■ **TASK TO CARRY OUT**
Look at the entries below and reproduce them exactly.

■ **MATERIAL**
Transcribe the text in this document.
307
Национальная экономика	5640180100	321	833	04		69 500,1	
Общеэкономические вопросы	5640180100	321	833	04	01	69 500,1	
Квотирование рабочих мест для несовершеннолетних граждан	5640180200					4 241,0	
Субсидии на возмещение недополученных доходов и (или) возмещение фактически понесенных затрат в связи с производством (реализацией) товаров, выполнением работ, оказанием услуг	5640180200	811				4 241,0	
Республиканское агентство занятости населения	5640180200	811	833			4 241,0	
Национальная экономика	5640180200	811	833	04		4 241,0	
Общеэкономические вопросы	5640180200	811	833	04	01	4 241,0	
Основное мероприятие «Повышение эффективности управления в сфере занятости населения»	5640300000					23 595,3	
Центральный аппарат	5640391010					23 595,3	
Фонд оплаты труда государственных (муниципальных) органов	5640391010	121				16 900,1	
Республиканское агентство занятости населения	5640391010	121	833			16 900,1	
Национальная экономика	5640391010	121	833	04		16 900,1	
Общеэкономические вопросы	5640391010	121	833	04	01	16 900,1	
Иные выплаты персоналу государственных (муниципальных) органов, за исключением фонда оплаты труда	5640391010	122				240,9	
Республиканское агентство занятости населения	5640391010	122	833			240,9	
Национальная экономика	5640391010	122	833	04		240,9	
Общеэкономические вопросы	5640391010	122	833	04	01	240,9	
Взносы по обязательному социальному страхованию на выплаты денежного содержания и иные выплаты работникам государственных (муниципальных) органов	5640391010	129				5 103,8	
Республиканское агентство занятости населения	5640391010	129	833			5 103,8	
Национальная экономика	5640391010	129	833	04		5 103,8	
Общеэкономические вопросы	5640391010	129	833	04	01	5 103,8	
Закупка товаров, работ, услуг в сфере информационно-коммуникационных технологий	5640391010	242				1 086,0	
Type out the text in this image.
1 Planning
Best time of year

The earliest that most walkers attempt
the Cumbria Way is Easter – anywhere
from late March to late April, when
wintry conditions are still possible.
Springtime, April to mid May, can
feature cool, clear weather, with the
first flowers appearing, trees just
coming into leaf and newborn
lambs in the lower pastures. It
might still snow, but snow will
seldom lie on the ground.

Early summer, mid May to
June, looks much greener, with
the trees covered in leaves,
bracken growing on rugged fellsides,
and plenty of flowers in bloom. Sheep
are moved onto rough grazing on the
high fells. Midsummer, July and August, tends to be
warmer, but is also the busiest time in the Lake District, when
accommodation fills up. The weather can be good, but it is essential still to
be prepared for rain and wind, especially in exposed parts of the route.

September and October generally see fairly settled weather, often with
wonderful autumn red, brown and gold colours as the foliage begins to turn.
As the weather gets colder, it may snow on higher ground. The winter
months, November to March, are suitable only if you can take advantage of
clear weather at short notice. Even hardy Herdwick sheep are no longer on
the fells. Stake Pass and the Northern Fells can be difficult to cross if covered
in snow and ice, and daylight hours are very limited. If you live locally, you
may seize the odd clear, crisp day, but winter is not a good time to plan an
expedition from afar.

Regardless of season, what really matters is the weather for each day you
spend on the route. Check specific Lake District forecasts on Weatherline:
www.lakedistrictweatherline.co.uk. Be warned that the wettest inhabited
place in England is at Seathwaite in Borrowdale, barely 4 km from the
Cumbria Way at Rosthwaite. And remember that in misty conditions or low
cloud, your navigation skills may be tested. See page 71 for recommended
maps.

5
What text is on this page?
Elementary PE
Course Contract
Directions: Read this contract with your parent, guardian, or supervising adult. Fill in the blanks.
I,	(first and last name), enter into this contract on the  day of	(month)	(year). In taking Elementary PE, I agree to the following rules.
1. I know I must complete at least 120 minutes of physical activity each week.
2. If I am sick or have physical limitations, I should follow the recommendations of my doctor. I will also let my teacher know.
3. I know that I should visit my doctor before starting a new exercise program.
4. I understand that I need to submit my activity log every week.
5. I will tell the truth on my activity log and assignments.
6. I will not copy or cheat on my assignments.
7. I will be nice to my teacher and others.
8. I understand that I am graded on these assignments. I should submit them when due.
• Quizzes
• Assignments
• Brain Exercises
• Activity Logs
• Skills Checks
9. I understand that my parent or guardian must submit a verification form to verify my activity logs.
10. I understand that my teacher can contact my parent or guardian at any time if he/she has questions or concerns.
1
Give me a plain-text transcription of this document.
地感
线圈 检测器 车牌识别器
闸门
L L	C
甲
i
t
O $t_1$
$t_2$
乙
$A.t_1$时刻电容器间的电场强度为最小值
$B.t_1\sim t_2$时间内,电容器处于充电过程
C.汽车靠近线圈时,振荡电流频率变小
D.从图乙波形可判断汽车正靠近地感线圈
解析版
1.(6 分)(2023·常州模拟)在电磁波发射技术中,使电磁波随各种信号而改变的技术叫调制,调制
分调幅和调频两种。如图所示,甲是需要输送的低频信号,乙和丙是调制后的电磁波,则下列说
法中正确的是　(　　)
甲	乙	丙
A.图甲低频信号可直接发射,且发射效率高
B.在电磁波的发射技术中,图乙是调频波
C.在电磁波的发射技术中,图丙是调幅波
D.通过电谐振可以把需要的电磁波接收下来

■ **OUTPUT BELOW**
Transcribe the text in this document.
307
Национальная экономика	5640180100	321	833	04		69 500,1	
Общеэкономические вопросы	5640180100	321	833	04	01	69 500,1	
Квотирование рабочих мест для несовершеннолетних граждан	5640180200					4 241,0	
Субсидии на возмещение недополученных доходов и (или) возмещение фактически понесенных затрат в связи с производством (реализацией) товаров, выполнением работ, оказанием услуг	5640180200	811				4 241,0	
Республиканское агентство занятости населения	5640180200	811	833			4 241,0	
Национальная экономика	5640180200	811	833	04		4 241,0	
Общеэкономические вопросы	5640180200	811	833	04	01	4 241,0	
Основное мероприятие «Повышение эффективности управления в сфере занятости населения»	5640300000					23 595,3	
Центральный аппарат	5640391010					23 595,3	
Фонд оплаты труда государственных (муниципальных) органов	5640391010	121				16 900,1	
Республиканское агентство занятости населения	5640391010	121	833			16 900,1	
Национальная экономика	5640391010	121	833	04		16 900,1	
Общеэкономические вопросы	5640391010	121	833	04	01	16 900,1	
Иные выплаты персоналу государственных (муниципальных) органов, за исключением фонда оплаты труда	5640391010	122				240,9	
Республиканское агентство занятости населения	5640391010	122	833			240,9	
Национальная экономика	5640391010	122	833	04		240,9	
Общеэкономические вопросы	5640391010	122	833	04	01	240,9	
Взносы по обязательному социальному страхованию на выплаты денежного содержания и иные выплаты работникам государственных (муниципальных) органов	5640391010	129				5 103,8	
Республиканское агентство занятости населения	5640391010	129	833			5 103,8	
Национальная экономика	5640391010	129	833	04		5 103,8	
Общеэкономические вопросы	5640391010	129	833	04	01	5 103,8	
Закупка товаров, работ, услуг в сфере информационно-коммуникационных технологий	5640391010	242				1 086,0	
Type out the text in this image.
1 Planning
Best time of year

The earliest that most walkers attempt
the Cumbria Way is Easter – anywhere
from late March to late April, when
wintry conditions are still possible.
Springtime, April to mid May, can
feature cool, clear weather, with the
first flowers appearing, trees just
coming into leaf and newborn
lambs in the lower pastures. It
might still snow, but snow will
seldom lie on the ground.

Early summer, mid May to
June, looks much greener, with
the trees covered in leaves,
bracken growing on rugged fellsides,
and plenty of flowers in bloom. Sheep
are moved onto rough grazing on the
high fells. Midsummer, July and August, tends to be
warmer, but is also the busiest time in the Lake District, when
accommodation fills up. The weather can be good, but it is essential still to
be prepared for rain and wind, especially in exposed parts of the route.

September and October generally see fairly settled weather, often with
wonderful autumn red, brown and gold colours as the foliage begins to turn.
As the weather gets colder, it may snow on higher ground. The winter
months, November to March, are suitable only if you can take advantage of
clear weather at short notice. Even hardy Herdwick sheep are no longer on
the fells. Stake Pass and the Northern Fells can be difficult to cross if covered
in snow and ice, and daylight hours are very limited. If you live locally, you
may seize the odd clear, crisp day, but winter is not a good time to plan an
expedition from afar.

Regardless of season, what really matters is the weather for each day you
spend on the route. Check specific Lake District forecasts on Weatherline:
www.lakedistrictweatherline.co.uk. Be warned that the wettest inhabited
place in England is at Seathwaite in Borrowdale, barely 4 km from the
Cumbria Way at Rosthwaite. And remember that in misty conditions or low
cloud, your navigation skills may be tested. See page 71 for recommended
maps.

5
What text is on this page?
Elementary PE
Course Contract
Directions: Read this contract with your parent, guardian, or supervising adult. Fill in the blanks.
I,	(first and last name), enter into this contract on the  day of	(month)	(year). In taking Elementary PE, I agree to the following rules.
1. I know I must complete at least 120 minutes of physical activity each week.
2. If I am sick or have physical limitations, I should follow the recommendations of my doctor. I will also let my teacher know.
3. I know that I should visit my doctor before starting a new exercise program.
4. I understand that I need to submit my activity log every week.
5. I will tell the truth on my activity log and assignments.
6. I will not copy or cheat on my assignments.
7. I will be nice to my teacher and others.
8. I understand that I am graded on these assignments. I should submit them when due.
• Quizzes
• Assignments
• Brain Exercises
• Activity Logs
• Skills Checks
9. I understand that my parent or guardian must submit a verification form to verify my activity logs.
10. I understand that my teacher can contact my parent or guardian at any time if he/she has questions or concerns.
1
Give me a plain-text transcription of this document.
地感
线圈 检测器 车牌识别器
闸门
L L	C
甲
i
t
O $t_1$
$t_2$
乙
$A.t_1$时刻电容器间的电场强度为最小值
$B.t_1\sim t_2$时间内,电容器处于充电过程
C.汽车靠近线圈时,振荡电流频率变小
D.从图乙波形可判断汽车正靠近地感线圈
解析版
1.(6 分)(2023·常州模拟)在电磁波发射技术中,使电磁波随各种信号而改变的技术叫调制,调制
分调幅和调频两种。如图所示,甲是需要输送的低频信号,乙和丙是调制后的电磁波,则下列说
法中正确的是　(　　)
甲	乙	丙
A.图甲低频信号可直接发射,且发射效率高
B.在电磁波的发射技术中,图乙是调频波
C.在电磁波的发射技术中,图丙是调幅波
D.通过电谐振可以把需要的电磁波接收下来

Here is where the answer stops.